-- START TASK MATERIAL --

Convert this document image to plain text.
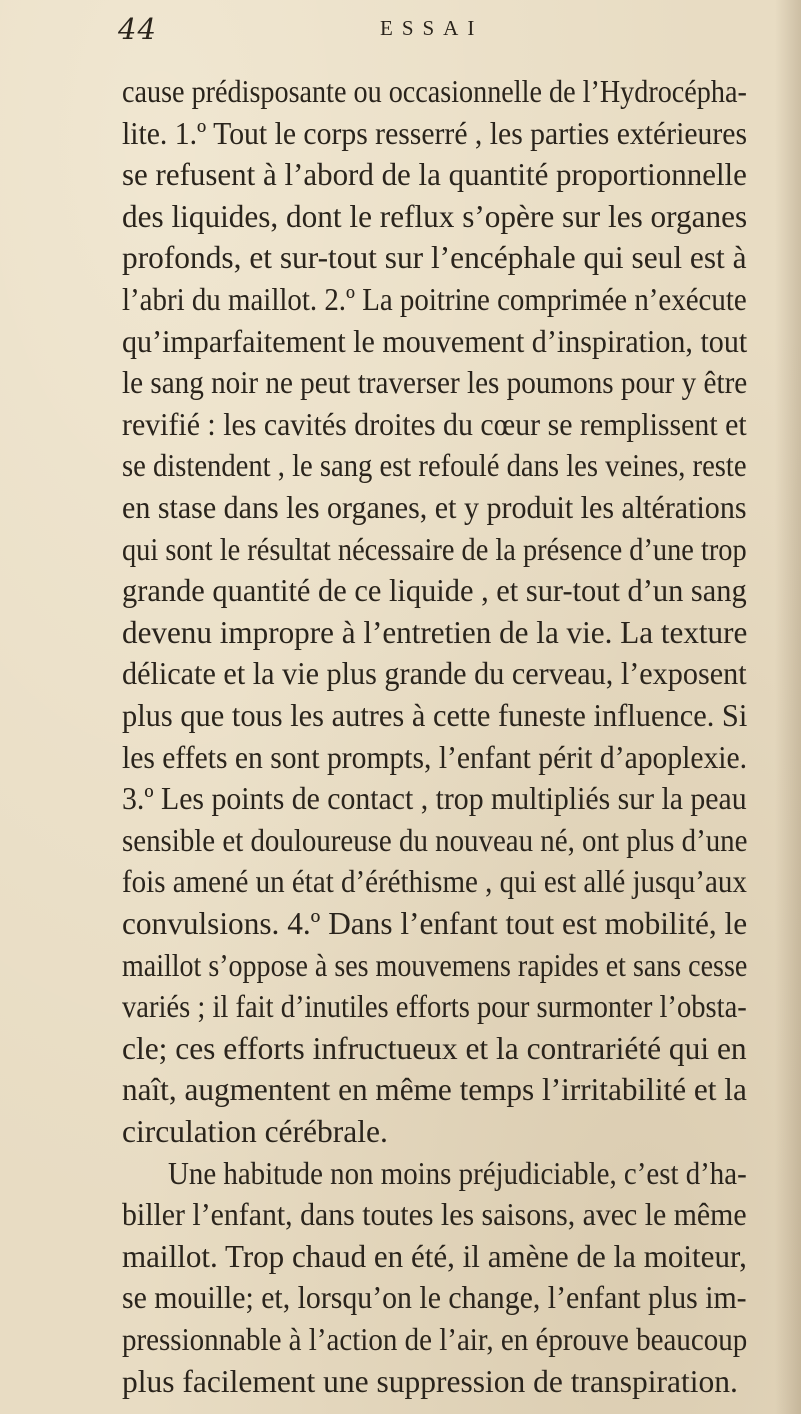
44	ESSAI
cause prédisposante ou occasionnelle de l’Hydrocépha-
lite. 1.º Tout le corps resserré , les parties extérieures
se refusent à l’abord de la quantité proportionnelle
des liquides, dont le reflux s’opère sur les organes
profonds, et sur-tout sur l’encéphale qui seul est à
l’abri du maillot. 2.º La poitrine comprimée n’exécute
qu’imparfaitement le mouvement d’inspiration, tout
le sang noir ne peut traverser les poumons pour y être
revifié : les cavités droites du cœur se remplissent et
se distendent , le sang est refoulé dans les veines, reste
en stase dans les organes, et y produit les altérations
qui sont le résultat nécessaire de la présence d’une trop
grande quantité de ce liquide , et sur-tout d’un sang
devenu impropre à l’entretien de la vie. La texture
délicate et la vie plus grande du cerveau, l’exposent
plus que tous les autres à cette funeste influence. Si
les effets en sont prompts, l’enfant périt d’apoplexie.
3.º Les points de contact , trop multipliés sur la peau
sensible et douloureuse du nouveau né, ont plus d’une
fois amené un état d’éréthisme , qui est allé jusqu’aux
convulsions. 4.º Dans l’enfant tout est mobilité, le
maillot s’oppose à ses mouvemens rapides et sans cesse
variés ; il fait d’inutiles efforts pour surmonter l’obsta-
cle; ces efforts infructueux et la contrariété qui en
naît, augmentent en même temps l’irritabilité et la
circulation cérébrale.
Une habitude non moins préjudiciable, c’est d’ha-
biller l’enfant, dans toutes les saisons, avec le même
maillot. Trop chaud en été, il amène de la moiteur,
se mouille; et, lorsqu’on le change, l’enfant plus im-
pressionnable à l’action de l’air, en éprouve beaucoup
plus facilement une suppression de transpiration.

-- END TASK MATERIAL --

TASK INSTRUCTIONS - Print the entries above exactly, taking out only the pictures.

THE OUTPUT -
Convert this document image to plain text.
44	ESSAI
cause prédisposante ou occasionnelle de l’Hydrocépha-
lite. 1.º Tout le corps resserré , les parties extérieures
se refusent à l’abord de la quantité proportionnelle
des liquides, dont le reflux s’opère sur les organes
profonds, et sur-tout sur l’encéphale qui seul est à
l’abri du maillot. 2.º La poitrine comprimée n’exécute
qu’imparfaitement le mouvement d’inspiration, tout
le sang noir ne peut traverser les poumons pour y être
revifié : les cavités droites du cœur se remplissent et
se distendent , le sang est refoulé dans les veines, reste
en stase dans les organes, et y produit les altérations
qui sont le résultat nécessaire de la présence d’une trop
grande quantité de ce liquide , et sur-tout d’un sang
devenu impropre à l’entretien de la vie. La texture
délicate et la vie plus grande du cerveau, l’exposent
plus que tous les autres à cette funeste influence. Si
les effets en sont prompts, l’enfant périt d’apoplexie.
3.º Les points de contact , trop multipliés sur la peau
sensible et douloureuse du nouveau né, ont plus d’une
fois amené un état d’éréthisme , qui est allé jusqu’aux
convulsions. 4.º Dans l’enfant tout est mobilité, le
maillot s’oppose à ses mouvemens rapides et sans cesse
variés ; il fait d’inutiles efforts pour surmonter l’obsta-
cle; ces efforts infructueux et la contrariété qui en
naît, augmentent en même temps l’irritabilité et la
circulation cérébrale.
Une habitude non moins préjudiciable, c’est d’ha-
biller l’enfant, dans toutes les saisons, avec le même
maillot. Trop chaud en été, il amène de la moiteur,
se mouille; et, lorsqu’on le change, l’enfant plus im-
pressionnable à l’action de l’air, en éprouve beaucoup
plus facilement une suppression de transpiration.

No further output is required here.